(EXERCISE MATERIALS):
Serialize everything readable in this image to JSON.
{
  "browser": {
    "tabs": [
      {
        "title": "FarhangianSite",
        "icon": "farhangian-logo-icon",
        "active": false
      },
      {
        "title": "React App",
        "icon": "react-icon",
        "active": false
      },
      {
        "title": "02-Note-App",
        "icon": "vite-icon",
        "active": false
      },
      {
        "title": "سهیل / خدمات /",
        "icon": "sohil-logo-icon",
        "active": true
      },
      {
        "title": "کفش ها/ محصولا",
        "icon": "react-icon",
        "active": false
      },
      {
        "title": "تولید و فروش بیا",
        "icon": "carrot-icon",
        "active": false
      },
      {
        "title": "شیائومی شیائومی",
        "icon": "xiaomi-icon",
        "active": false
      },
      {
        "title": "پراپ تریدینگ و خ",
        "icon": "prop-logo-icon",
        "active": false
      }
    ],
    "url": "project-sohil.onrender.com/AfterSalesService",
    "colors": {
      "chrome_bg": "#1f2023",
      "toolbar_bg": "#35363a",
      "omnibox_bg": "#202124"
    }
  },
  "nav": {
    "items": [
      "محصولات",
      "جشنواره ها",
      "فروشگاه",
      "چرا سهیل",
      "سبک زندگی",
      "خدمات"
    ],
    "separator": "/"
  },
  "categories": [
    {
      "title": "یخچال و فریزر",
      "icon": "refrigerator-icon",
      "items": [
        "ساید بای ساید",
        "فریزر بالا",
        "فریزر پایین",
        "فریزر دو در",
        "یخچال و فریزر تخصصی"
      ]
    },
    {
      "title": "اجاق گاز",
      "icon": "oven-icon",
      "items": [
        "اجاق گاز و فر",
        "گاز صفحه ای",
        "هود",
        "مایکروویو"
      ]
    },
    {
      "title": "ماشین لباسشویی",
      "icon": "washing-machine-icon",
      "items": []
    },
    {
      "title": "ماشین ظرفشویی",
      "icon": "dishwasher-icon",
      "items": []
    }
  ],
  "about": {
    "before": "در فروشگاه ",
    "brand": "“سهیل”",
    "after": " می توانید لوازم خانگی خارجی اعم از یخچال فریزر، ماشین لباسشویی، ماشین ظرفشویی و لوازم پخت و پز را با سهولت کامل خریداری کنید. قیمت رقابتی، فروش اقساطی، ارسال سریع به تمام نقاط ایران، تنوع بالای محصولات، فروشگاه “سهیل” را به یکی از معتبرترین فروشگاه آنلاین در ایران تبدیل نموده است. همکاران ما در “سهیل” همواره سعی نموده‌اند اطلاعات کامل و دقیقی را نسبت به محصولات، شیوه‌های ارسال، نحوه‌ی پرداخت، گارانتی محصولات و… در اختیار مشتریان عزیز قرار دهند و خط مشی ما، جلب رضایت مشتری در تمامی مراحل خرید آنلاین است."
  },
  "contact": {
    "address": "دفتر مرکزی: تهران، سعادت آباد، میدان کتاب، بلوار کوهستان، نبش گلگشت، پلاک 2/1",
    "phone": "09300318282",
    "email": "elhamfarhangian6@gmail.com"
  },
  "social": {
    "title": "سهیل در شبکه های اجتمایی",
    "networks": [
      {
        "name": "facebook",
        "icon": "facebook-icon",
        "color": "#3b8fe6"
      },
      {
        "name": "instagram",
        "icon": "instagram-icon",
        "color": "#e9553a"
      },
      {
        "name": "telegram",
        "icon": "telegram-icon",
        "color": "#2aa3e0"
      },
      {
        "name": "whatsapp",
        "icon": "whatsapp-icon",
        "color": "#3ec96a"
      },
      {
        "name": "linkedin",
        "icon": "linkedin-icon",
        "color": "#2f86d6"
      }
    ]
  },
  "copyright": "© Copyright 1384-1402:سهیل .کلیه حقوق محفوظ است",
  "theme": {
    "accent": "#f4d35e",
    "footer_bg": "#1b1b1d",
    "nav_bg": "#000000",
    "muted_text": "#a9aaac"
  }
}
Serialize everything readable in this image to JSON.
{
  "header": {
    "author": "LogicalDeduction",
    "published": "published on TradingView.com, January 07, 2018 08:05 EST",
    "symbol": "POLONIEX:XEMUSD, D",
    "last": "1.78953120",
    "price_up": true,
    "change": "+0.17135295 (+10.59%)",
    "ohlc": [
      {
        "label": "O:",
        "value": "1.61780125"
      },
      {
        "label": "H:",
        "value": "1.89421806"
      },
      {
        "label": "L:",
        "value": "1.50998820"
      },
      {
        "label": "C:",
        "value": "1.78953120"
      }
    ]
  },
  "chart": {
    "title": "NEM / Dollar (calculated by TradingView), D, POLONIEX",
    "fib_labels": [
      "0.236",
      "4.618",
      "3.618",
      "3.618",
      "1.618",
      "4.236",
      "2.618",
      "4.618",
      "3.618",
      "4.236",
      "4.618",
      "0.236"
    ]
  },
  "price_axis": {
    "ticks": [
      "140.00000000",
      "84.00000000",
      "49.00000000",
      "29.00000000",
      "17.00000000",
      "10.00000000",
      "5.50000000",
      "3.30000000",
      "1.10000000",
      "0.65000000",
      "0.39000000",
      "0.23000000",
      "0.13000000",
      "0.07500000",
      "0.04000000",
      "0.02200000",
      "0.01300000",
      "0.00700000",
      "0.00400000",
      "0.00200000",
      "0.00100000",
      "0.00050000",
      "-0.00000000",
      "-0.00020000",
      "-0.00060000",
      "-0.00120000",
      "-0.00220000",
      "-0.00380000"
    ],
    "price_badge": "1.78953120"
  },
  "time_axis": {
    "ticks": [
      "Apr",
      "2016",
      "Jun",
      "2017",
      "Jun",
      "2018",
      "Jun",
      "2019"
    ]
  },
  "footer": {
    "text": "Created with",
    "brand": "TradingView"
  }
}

(WHAT YOU ARE ASKED TO DO):
Provide only the count of lines in the data above that include the string "محصولات".

(EXERCISE SOLUTION):
2